Extracted records
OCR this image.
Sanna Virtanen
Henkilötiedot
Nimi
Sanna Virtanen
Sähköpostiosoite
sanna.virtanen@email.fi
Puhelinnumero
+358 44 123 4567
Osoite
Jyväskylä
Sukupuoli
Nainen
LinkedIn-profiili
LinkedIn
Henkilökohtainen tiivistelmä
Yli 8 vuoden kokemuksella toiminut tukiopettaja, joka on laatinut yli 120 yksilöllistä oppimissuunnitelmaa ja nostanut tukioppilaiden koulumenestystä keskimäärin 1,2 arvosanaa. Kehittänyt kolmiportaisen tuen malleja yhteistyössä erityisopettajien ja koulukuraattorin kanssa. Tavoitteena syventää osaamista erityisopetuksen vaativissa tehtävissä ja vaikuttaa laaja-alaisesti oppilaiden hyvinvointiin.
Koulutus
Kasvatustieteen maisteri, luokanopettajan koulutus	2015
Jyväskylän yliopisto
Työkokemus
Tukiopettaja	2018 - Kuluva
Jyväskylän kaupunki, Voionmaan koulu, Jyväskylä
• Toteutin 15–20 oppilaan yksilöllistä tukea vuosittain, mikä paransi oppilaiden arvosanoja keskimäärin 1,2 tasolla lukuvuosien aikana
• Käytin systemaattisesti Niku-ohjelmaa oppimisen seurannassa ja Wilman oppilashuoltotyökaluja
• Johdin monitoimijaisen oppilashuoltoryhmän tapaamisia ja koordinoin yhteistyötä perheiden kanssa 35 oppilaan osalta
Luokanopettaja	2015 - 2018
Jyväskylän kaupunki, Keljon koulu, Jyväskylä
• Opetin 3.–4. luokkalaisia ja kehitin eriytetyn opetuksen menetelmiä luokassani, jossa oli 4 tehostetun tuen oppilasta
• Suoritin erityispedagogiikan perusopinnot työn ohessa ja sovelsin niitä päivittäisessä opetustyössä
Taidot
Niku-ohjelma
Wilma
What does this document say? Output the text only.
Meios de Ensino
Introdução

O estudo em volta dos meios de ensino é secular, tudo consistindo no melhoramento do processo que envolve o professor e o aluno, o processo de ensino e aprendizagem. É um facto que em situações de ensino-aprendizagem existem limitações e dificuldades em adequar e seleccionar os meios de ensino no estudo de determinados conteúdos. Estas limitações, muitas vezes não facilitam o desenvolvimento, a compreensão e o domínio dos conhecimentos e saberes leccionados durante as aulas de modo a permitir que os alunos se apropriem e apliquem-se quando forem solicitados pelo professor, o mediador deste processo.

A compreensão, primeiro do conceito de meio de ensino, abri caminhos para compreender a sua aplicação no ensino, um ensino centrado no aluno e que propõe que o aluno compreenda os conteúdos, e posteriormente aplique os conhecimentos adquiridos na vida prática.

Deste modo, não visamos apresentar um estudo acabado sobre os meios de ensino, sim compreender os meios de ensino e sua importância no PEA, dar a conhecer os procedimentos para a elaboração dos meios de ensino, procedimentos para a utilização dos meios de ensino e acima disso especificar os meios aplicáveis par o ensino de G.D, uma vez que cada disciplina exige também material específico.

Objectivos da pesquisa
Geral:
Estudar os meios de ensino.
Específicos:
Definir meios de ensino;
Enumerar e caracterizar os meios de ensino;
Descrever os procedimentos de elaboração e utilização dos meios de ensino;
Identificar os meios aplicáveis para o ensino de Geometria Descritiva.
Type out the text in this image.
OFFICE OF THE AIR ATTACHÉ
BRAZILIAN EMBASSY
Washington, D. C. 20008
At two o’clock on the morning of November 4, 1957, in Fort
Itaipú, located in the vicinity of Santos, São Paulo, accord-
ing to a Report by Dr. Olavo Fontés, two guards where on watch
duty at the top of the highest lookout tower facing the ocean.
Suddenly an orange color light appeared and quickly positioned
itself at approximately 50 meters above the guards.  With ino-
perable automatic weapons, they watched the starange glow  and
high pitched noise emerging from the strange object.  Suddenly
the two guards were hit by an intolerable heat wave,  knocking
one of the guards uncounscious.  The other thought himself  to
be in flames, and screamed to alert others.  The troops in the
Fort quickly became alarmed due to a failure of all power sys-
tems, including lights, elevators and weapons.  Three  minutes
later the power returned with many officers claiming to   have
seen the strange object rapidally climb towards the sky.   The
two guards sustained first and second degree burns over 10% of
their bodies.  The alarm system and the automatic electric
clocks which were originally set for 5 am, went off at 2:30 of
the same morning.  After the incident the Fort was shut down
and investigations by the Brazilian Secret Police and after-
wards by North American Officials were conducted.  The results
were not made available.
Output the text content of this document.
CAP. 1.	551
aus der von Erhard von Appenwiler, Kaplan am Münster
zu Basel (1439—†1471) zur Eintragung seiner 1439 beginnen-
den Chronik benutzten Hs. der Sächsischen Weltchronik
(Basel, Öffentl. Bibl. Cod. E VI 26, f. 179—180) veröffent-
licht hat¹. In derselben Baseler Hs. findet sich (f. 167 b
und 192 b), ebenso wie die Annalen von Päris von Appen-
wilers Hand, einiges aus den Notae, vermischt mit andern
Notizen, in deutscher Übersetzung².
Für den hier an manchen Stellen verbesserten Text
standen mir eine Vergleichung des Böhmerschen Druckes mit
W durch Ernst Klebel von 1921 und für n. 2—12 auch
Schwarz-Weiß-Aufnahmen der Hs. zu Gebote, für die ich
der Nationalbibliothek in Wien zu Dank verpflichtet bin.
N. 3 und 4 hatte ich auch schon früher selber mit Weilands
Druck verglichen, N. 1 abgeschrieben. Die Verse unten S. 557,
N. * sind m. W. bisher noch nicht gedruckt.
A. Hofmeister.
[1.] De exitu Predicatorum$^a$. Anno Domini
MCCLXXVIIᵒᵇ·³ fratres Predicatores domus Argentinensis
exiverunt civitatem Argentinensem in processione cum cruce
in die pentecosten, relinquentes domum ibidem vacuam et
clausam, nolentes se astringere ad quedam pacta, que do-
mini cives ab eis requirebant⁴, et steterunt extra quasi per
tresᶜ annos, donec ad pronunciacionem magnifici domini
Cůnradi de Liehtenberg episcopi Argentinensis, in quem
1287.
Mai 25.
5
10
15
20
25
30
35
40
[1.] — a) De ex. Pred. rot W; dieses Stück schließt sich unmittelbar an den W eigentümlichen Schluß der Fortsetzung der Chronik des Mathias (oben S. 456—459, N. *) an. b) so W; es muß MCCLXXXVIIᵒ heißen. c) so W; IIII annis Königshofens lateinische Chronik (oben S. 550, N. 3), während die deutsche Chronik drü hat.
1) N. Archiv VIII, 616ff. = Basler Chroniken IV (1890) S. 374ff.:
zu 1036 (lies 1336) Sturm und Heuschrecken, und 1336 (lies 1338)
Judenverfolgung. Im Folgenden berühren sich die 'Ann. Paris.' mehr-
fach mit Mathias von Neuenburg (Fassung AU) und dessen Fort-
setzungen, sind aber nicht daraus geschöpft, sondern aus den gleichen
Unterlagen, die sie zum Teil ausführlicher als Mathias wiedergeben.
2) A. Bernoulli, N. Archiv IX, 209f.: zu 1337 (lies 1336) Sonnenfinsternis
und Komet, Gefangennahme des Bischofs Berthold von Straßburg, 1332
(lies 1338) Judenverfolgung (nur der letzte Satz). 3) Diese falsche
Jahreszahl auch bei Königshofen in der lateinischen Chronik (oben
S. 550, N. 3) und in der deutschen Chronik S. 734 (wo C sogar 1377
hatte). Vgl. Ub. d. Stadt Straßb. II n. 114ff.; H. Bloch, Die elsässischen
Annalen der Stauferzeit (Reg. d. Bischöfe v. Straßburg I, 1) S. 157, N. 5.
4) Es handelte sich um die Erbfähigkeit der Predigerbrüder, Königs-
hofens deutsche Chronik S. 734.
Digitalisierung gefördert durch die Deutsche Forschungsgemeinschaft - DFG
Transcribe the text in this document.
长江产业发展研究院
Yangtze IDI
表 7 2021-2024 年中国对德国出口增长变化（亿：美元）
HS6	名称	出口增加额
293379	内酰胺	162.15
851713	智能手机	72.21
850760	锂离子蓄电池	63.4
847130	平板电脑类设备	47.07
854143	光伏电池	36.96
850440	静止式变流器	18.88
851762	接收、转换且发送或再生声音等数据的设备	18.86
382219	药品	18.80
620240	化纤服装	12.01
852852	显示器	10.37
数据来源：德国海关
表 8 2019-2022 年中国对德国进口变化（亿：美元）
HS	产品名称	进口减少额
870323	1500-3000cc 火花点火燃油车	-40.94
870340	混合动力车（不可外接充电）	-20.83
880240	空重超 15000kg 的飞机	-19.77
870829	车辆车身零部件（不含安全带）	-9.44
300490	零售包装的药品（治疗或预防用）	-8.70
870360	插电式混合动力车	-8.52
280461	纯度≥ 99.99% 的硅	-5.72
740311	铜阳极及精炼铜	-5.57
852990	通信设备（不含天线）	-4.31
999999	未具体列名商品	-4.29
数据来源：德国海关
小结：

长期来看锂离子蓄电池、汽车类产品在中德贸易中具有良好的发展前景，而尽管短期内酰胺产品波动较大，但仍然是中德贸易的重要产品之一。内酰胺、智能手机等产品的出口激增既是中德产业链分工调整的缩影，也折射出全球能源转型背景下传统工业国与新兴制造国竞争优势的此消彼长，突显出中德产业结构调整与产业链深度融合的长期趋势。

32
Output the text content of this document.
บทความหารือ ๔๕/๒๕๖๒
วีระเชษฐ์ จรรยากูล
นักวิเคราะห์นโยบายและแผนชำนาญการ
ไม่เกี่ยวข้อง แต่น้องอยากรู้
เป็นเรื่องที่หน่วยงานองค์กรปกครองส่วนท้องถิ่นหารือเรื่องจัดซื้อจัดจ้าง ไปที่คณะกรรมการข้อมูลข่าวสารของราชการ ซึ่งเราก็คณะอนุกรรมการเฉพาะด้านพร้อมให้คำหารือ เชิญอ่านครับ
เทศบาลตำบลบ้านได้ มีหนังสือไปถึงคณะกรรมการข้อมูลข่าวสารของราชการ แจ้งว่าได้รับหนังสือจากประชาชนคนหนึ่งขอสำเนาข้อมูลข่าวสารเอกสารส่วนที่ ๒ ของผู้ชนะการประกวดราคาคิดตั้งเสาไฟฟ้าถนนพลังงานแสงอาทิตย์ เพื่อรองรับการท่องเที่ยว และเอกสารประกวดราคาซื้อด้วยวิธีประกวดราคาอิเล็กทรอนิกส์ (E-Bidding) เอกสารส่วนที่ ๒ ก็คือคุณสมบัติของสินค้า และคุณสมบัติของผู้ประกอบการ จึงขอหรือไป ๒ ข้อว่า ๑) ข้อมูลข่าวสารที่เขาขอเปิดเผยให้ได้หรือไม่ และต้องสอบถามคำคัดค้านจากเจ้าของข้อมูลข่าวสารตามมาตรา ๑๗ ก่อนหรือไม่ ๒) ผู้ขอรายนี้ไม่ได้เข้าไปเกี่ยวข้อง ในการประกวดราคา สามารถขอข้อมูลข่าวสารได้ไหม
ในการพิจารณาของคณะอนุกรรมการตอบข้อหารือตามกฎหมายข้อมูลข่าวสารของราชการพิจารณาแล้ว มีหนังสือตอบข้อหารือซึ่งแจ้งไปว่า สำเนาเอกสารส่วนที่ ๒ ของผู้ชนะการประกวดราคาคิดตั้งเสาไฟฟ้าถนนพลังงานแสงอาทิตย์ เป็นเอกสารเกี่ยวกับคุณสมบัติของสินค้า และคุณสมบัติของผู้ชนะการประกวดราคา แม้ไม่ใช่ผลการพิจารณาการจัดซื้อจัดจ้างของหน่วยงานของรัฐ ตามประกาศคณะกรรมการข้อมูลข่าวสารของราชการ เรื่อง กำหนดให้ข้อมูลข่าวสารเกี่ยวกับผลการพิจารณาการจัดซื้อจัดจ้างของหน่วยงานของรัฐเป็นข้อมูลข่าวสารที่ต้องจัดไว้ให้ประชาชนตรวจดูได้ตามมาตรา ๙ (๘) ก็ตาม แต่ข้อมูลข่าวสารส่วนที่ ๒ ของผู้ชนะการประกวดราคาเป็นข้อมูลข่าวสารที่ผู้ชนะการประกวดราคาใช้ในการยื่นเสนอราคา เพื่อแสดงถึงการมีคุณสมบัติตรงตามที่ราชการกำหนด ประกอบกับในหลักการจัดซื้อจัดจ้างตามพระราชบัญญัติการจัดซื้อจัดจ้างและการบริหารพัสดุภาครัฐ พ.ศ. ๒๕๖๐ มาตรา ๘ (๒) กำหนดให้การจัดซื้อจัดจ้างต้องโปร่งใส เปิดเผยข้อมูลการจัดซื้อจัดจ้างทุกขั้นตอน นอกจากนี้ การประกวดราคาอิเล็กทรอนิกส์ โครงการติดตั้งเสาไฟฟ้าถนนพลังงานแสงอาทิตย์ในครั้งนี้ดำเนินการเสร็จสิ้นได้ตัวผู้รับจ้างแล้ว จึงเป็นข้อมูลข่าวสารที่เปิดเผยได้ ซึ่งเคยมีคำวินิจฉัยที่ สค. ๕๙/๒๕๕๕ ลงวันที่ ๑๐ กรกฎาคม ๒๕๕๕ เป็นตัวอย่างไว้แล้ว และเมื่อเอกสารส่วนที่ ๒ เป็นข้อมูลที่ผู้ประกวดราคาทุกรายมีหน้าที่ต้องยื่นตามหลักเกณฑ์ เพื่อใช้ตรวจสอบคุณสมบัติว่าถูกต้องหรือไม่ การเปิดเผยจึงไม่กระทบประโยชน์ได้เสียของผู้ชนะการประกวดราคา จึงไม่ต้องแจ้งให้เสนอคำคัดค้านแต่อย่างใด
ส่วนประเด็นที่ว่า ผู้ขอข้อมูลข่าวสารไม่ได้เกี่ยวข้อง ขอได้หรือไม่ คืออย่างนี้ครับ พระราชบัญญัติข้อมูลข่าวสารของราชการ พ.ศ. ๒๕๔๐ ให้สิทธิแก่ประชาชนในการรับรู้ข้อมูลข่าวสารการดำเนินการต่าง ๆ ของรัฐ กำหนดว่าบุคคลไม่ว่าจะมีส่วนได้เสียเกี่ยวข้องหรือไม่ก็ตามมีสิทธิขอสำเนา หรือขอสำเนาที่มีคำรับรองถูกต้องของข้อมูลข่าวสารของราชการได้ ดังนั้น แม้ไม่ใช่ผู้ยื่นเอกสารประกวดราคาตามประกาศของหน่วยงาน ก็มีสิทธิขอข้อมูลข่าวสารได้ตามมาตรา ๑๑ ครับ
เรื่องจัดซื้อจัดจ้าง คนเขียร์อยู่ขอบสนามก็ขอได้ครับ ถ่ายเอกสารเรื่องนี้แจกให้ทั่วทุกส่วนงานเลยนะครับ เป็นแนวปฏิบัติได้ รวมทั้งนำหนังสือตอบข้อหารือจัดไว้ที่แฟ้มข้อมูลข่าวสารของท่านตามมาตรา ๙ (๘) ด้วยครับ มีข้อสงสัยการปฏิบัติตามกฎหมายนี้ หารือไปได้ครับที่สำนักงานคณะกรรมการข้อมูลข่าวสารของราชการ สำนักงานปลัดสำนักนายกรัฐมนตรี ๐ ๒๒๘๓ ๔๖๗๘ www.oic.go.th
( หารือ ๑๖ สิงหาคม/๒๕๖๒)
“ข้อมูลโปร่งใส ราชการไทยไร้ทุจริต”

TASK DIRECTIONS: Copy all the lines above that hold the string "quickly".

SOLVED EXERCISE:
Suddenly an orange color light appeared and quickly positioned
Fort quickly became alarmed due to a failure of all power sys-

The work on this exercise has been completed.